====== Information supplied
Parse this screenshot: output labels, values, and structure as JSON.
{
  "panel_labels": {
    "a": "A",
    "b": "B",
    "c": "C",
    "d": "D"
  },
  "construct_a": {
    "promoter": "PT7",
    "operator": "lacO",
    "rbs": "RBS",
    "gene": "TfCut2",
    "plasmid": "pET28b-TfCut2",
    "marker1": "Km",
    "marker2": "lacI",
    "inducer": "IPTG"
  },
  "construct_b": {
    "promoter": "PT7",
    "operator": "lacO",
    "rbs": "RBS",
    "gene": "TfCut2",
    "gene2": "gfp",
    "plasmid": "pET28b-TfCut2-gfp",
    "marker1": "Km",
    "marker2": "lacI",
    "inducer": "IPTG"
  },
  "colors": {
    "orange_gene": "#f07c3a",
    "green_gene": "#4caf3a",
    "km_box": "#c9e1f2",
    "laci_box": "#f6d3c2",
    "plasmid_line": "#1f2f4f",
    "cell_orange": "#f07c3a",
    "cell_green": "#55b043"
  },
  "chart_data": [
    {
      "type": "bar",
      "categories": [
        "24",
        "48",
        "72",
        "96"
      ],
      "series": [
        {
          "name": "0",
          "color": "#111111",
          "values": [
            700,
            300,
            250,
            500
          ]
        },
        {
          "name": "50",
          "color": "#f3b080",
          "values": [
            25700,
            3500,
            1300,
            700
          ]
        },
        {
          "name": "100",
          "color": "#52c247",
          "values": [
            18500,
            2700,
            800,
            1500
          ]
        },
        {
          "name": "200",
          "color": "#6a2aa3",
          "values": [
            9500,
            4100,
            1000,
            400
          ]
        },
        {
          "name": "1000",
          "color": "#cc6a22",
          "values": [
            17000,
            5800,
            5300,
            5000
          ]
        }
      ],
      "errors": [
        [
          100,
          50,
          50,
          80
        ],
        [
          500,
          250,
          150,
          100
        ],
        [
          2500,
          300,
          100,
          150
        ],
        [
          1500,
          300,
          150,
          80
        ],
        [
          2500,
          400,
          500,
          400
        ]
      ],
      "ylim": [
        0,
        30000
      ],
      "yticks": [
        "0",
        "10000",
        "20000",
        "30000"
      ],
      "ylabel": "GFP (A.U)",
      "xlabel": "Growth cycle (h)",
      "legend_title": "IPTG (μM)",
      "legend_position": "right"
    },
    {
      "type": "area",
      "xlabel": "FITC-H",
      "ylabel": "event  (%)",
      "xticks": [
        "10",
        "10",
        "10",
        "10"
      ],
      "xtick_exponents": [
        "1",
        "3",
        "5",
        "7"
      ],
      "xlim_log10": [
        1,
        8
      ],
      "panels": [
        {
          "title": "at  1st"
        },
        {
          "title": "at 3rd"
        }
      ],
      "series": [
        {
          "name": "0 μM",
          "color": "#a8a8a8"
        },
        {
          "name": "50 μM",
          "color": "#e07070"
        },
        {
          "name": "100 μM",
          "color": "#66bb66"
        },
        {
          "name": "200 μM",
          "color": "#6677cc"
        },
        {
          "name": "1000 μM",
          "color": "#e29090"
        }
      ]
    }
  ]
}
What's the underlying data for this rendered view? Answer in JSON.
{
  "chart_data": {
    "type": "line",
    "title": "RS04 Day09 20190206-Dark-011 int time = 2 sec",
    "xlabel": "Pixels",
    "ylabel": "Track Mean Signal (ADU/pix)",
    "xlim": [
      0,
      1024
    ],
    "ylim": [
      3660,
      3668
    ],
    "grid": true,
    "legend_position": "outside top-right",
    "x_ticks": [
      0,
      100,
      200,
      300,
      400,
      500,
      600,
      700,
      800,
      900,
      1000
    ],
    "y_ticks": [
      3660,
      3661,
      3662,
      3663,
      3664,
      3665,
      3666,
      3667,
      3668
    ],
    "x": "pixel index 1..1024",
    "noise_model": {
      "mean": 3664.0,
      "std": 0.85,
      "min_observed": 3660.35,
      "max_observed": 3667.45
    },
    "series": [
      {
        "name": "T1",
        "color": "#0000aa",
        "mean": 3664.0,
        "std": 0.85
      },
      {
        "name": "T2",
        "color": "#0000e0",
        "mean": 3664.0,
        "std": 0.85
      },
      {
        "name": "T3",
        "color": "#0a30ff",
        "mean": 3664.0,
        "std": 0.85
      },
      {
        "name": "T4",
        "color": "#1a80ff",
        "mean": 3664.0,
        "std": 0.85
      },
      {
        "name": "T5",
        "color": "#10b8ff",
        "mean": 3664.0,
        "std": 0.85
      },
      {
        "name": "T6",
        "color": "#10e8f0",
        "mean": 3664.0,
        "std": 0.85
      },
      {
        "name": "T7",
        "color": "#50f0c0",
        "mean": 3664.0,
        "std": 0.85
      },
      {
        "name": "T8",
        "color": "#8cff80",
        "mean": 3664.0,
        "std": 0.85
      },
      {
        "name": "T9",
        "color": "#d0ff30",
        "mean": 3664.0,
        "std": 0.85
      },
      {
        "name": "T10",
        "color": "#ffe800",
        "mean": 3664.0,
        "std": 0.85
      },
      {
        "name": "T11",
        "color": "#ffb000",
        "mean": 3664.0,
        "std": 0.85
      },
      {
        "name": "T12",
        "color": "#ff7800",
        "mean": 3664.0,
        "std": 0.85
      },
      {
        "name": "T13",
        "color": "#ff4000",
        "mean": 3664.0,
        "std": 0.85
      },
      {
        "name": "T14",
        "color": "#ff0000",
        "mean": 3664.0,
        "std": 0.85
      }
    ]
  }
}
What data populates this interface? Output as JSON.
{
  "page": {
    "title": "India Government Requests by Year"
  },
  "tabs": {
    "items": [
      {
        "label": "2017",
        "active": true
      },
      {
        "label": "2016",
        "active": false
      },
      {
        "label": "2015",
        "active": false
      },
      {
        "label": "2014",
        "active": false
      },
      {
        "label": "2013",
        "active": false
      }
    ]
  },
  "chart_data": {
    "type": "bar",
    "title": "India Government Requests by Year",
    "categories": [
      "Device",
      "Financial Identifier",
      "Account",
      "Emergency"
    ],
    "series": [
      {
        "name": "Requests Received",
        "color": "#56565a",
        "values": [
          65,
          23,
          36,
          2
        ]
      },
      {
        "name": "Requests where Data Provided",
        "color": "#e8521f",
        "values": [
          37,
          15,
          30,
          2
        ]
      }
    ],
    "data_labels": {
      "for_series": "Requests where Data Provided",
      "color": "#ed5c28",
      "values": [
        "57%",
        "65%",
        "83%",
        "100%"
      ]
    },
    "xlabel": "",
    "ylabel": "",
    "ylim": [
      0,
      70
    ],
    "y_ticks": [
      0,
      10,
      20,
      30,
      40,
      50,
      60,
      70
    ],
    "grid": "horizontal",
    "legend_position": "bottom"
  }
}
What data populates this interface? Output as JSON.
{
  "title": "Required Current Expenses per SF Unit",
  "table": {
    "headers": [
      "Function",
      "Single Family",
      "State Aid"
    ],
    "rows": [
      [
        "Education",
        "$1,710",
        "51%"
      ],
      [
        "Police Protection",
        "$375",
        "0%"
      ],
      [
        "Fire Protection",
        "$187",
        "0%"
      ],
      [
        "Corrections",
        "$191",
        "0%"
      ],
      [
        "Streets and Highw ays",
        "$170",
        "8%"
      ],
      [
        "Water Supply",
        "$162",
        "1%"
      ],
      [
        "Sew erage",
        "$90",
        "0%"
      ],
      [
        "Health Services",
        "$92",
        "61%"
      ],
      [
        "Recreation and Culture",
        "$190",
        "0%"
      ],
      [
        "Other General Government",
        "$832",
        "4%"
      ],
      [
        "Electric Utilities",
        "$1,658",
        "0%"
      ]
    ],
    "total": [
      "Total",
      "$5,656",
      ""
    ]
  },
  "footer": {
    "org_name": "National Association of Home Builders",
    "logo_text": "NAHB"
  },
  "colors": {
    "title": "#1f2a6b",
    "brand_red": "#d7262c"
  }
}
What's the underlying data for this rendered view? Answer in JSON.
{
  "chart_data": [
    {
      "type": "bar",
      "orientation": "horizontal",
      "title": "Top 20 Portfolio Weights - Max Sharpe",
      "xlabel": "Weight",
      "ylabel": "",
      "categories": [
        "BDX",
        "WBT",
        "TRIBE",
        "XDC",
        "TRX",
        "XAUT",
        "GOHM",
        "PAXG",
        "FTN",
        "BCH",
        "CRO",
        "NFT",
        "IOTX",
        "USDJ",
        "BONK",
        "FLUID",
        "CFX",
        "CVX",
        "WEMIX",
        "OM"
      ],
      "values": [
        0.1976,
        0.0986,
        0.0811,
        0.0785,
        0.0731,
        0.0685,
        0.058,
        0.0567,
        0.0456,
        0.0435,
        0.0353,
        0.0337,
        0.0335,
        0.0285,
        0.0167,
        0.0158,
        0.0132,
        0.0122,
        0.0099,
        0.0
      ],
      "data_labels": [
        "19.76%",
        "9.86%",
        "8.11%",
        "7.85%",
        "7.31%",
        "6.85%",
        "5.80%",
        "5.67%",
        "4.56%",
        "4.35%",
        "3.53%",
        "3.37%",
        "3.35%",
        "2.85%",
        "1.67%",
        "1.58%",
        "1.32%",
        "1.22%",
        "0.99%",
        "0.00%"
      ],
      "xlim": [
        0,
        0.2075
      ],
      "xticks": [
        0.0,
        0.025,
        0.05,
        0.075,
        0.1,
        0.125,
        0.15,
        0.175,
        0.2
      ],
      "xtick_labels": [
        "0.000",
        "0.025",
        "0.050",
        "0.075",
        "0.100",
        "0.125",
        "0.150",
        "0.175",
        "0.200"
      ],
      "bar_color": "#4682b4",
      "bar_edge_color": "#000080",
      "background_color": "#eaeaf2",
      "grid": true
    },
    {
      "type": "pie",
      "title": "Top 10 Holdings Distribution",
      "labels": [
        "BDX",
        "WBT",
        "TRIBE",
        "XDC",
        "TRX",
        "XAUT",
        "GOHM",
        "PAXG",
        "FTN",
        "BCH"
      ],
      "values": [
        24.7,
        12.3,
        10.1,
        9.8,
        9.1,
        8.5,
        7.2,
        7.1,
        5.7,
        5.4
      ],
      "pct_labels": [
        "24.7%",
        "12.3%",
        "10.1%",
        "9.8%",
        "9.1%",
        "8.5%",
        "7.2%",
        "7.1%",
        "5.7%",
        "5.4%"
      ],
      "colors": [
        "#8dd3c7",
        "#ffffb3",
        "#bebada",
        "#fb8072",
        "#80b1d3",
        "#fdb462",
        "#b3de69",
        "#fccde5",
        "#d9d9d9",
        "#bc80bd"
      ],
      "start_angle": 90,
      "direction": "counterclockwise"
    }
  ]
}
============
§ Exercise
Identify each line containing the string "Requests" and copy it out.

§ Written response
    "title": "India Government Requests by Year"
    "title": "India Government Requests by Year",
        "name": "Requests Received",
        "name": "Requests where Data Provided",
      "for_series": "Requests where Data Provided",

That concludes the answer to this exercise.